_Your goal_.
Copy the records below exactly, leaving out every picture.

_Records for the exercise_.
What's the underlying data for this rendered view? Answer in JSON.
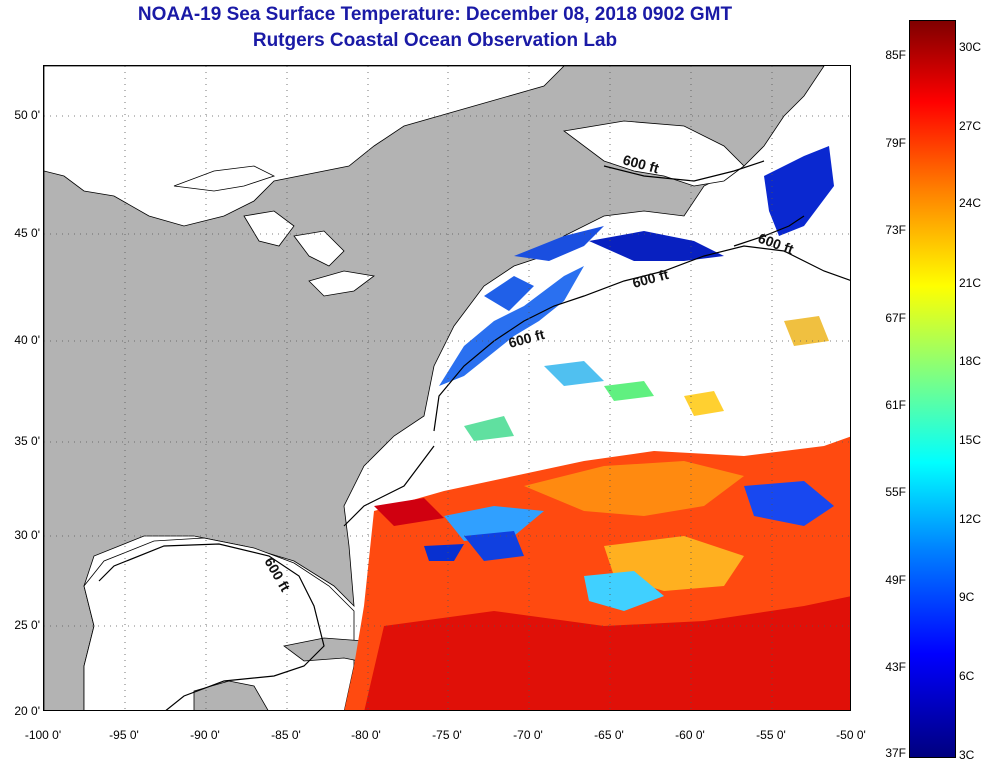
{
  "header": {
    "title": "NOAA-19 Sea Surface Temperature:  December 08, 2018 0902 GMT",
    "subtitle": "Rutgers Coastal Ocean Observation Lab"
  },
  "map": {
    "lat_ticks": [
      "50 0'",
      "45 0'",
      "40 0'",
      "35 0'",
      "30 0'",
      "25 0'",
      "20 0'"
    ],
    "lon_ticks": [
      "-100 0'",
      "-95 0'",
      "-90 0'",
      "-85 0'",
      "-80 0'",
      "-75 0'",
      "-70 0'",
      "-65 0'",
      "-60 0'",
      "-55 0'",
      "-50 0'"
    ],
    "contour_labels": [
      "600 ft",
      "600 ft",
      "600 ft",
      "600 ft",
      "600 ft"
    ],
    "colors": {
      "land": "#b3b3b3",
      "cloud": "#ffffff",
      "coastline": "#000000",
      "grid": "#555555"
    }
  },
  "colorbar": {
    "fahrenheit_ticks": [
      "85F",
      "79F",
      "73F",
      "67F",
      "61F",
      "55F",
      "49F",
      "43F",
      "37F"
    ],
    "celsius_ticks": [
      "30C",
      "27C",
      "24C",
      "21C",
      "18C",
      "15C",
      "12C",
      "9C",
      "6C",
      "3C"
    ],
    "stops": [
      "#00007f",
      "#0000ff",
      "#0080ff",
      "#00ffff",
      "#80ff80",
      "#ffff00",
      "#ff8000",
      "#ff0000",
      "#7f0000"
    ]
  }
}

_Task solution_.
What's the underlying data for this rendered view? Answer in JSON.
{
  "header": {
    "title": "NOAA-19 Sea Surface Temperature:  December 08, 2018 0902 GMT",
    "subtitle": "Rutgers Coastal Ocean Observation Lab"
  },
  "map": {
    "lat_ticks": [
      "50 0'",
      "45 0'",
      "40 0'",
      "35 0'",
      "30 0'",
      "25 0'",
      "20 0'"
    ],
    "lon_ticks": [
      "-100 0'",
      "-95 0'",
      "-90 0'",
      "-85 0'",
      "-80 0'",
      "-75 0'",
      "-70 0'",
      "-65 0'",
      "-60 0'",
      "-55 0'",
      "-50 0'"
    ],
    "contour_labels": [
      "600 ft",
      "600 ft",
      "600 ft",
      "600 ft",
      "600 ft"
    ],
    "colors": {
      "land": "#b3b3b3",
      "cloud": "#ffffff",
      "coastline": "#000000",
      "grid": "#555555"
    }
  },
  "colorbar": {
    "fahrenheit_ticks": [
      "85F",
      "79F",
      "73F",
      "67F",
      "61F",
      "55F",
      "49F",
      "43F",
      "37F"
    ],
    "celsius_ticks": [
      "30C",
      "27C",
      "24C",
      "21C",
      "18C",
      "15C",
      "12C",
      "9C",
      "6C",
      "3C"
    ],
    "stops": [
      "#00007f",
      "#0000ff",
      "#0080ff",
      "#00ffff",
      "#80ff80",
      "#ffff00",
      "#ff8000",
      "#ff0000",
      "#7f0000"
    ]
  }
}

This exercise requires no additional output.